[Begin Source records]

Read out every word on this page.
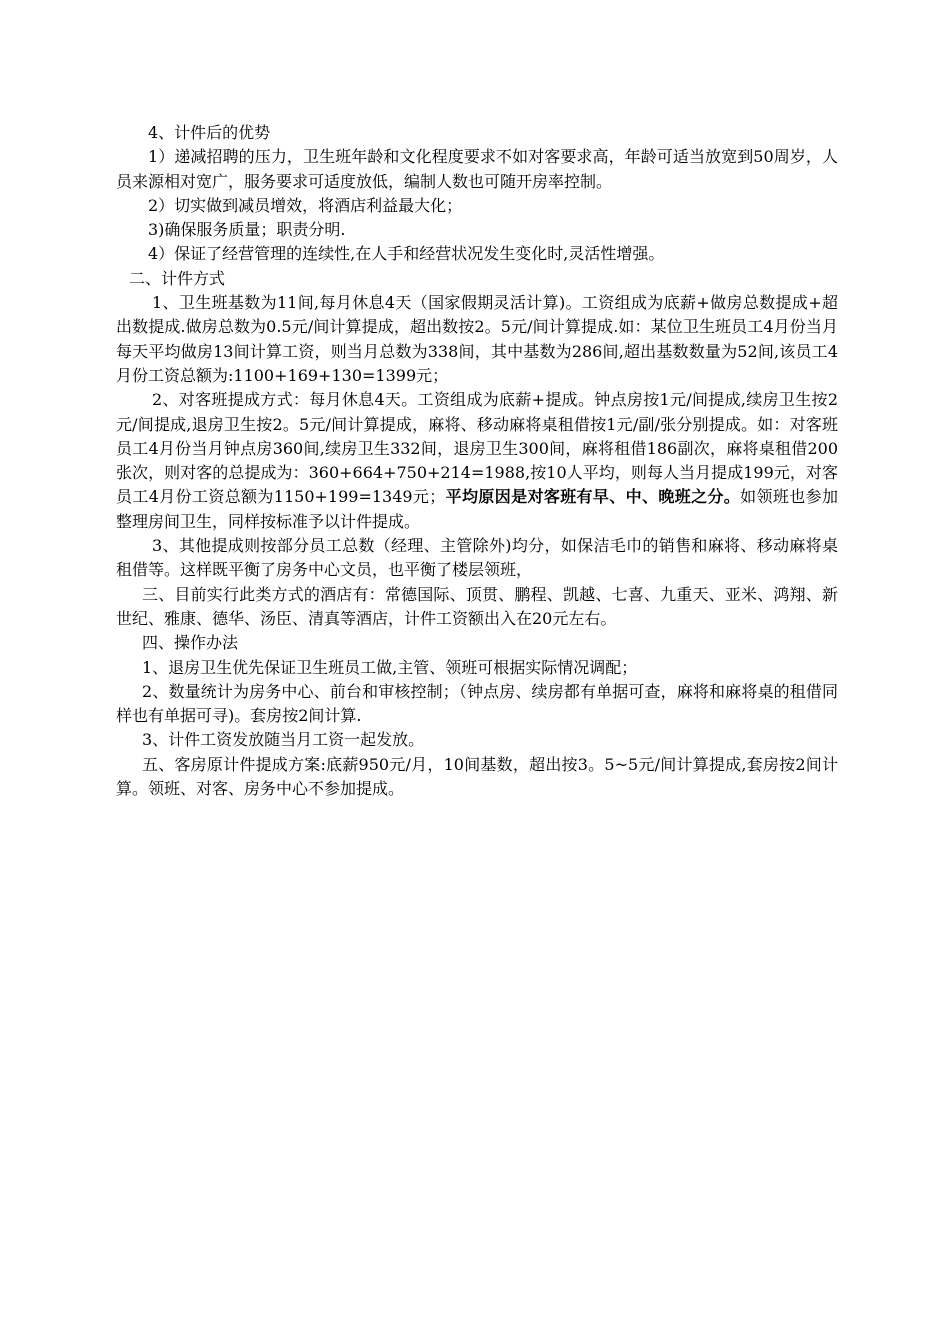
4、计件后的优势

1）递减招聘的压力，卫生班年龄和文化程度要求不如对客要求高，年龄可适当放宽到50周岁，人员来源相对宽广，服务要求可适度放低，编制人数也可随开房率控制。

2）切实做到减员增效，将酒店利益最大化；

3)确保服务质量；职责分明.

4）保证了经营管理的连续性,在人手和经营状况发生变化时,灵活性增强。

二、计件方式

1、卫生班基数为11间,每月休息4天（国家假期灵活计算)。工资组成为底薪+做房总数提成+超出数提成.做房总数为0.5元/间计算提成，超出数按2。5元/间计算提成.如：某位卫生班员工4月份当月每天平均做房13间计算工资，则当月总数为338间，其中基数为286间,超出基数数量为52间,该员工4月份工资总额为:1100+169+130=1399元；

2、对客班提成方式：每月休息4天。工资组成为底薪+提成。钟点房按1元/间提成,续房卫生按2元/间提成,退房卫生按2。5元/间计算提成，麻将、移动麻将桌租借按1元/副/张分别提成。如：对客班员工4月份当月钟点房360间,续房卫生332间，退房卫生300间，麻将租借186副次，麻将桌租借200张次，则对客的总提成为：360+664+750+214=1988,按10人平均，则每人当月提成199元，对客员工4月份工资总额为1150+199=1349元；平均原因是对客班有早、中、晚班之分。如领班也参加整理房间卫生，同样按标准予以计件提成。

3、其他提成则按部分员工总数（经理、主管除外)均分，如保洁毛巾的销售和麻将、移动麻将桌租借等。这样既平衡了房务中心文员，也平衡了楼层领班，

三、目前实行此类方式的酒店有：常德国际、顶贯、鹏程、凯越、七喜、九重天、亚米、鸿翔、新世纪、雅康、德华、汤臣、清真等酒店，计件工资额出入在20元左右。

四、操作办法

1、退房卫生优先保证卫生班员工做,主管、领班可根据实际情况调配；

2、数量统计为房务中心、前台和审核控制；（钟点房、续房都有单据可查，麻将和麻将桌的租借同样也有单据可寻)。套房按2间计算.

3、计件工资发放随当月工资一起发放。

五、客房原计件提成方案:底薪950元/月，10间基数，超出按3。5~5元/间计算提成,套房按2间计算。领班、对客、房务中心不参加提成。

[End Source records]

◆ Direction:
Check every line of the data, and copy the ones that contain "间计算提成".

◆ The response:
1、卫生班基数为11间,每月休息4天（国家假期灵活计算)。工资组成为底薪+做房总数提成+超出数提成.做房总数为0.5元/间计算提成，超出数按2。5元/间计算提成.如：某位卫生班员工4月份当月每天平均做房13间计算工资，则当月总数为338间，其中基数为286间,超出基数数量为52间,该员工4月份工资总额为:1100+169+130=1399元；
2、对客班提成方式：每月休息4天。工资组成为底薪+提成。钟点房按1元/间提成,续房卫生按2元/间提成,退房卫生按2。5元/间计算提成，麻将、移动麻将桌租借按1元/副/张分别提成。如：对客班员工4月份当月钟点房360间,续房卫生332间，退房卫生300间，麻将租借186副次，麻将桌租借200张次，则对客的总提成为：360+664+750+214=1988,按10人平均，则每人当月提成199元，对客员工4月份工资总额为1150+199=1349元；平均原因是对客班有早、中、晚班之分。如领班也参加整理房间卫生，同样按标准予以计件提成。
五、客房原计件提成方案:底薪950元/月，10间基数，超出按3。5~5元/间计算提成,套房按2间计算。领班、对客、房务中心不参加提成。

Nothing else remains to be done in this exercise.